Request:
Gather every line of the records below that contains the word "Atomized".

Dataset records:
────────
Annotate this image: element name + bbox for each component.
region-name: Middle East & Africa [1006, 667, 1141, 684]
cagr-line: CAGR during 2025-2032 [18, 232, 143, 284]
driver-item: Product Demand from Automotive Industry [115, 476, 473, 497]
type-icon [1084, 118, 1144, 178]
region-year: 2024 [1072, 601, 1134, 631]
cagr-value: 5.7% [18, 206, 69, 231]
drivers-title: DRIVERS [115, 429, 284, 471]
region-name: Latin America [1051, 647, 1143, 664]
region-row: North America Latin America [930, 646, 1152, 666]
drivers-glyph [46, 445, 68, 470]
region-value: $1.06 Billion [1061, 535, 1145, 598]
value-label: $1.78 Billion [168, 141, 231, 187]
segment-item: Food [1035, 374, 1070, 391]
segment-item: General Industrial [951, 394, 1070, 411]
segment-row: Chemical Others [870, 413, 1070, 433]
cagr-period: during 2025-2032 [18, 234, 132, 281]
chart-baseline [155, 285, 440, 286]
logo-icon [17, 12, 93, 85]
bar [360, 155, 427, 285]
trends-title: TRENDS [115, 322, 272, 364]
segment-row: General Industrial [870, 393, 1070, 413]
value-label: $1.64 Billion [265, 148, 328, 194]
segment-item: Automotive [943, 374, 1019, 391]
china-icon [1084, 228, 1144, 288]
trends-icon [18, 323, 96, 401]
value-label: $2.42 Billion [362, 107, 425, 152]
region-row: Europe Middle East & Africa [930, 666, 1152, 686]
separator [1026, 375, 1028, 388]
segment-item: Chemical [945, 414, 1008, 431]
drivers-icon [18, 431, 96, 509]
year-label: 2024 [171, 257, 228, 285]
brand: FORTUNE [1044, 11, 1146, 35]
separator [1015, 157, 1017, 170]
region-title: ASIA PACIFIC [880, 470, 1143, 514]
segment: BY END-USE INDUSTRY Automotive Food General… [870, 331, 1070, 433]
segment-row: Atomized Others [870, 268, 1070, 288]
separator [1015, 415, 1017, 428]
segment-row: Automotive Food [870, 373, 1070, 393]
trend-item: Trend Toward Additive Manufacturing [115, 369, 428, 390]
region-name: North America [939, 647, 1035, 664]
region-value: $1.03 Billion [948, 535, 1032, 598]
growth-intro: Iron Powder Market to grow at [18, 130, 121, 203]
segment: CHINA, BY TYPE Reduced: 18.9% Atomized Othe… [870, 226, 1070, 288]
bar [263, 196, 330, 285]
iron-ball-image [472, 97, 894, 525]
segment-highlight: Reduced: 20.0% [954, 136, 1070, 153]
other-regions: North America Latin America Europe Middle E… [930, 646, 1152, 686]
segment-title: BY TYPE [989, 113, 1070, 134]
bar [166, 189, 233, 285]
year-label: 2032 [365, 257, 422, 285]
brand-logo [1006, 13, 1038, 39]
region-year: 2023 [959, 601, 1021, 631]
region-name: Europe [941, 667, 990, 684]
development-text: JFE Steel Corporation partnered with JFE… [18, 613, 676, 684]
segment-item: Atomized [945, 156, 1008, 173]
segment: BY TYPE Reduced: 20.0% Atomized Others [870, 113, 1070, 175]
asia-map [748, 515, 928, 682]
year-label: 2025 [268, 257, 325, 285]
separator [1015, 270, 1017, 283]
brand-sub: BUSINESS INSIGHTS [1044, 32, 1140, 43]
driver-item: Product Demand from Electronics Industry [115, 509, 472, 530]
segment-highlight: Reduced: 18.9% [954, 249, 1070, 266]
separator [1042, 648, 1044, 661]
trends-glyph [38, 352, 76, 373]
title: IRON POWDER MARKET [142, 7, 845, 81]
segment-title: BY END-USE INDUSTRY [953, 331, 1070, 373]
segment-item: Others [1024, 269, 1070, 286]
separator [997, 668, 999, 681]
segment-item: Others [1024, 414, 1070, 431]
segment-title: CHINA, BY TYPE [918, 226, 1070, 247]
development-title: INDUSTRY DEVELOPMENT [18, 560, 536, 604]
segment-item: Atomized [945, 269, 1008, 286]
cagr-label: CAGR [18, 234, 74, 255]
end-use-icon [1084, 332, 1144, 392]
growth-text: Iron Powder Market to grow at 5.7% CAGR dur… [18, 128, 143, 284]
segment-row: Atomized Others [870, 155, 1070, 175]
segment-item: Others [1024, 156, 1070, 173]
────────
Exercise output:
segment-row: Atomized Others [870, 268, 1070, 288]
segment: CHINA, BY TYPE Reduced: 18.9% Atomized Othe… [870, 226, 1070, 288]
segment-item: Atomized [945, 156, 1008, 173]
segment: BY TYPE Reduced: 20.0% Atomized Others [870, 113, 1070, 175]
segment-item: Atomized [945, 269, 1008, 286]
segment-row: Atomized Others [870, 155, 1070, 175]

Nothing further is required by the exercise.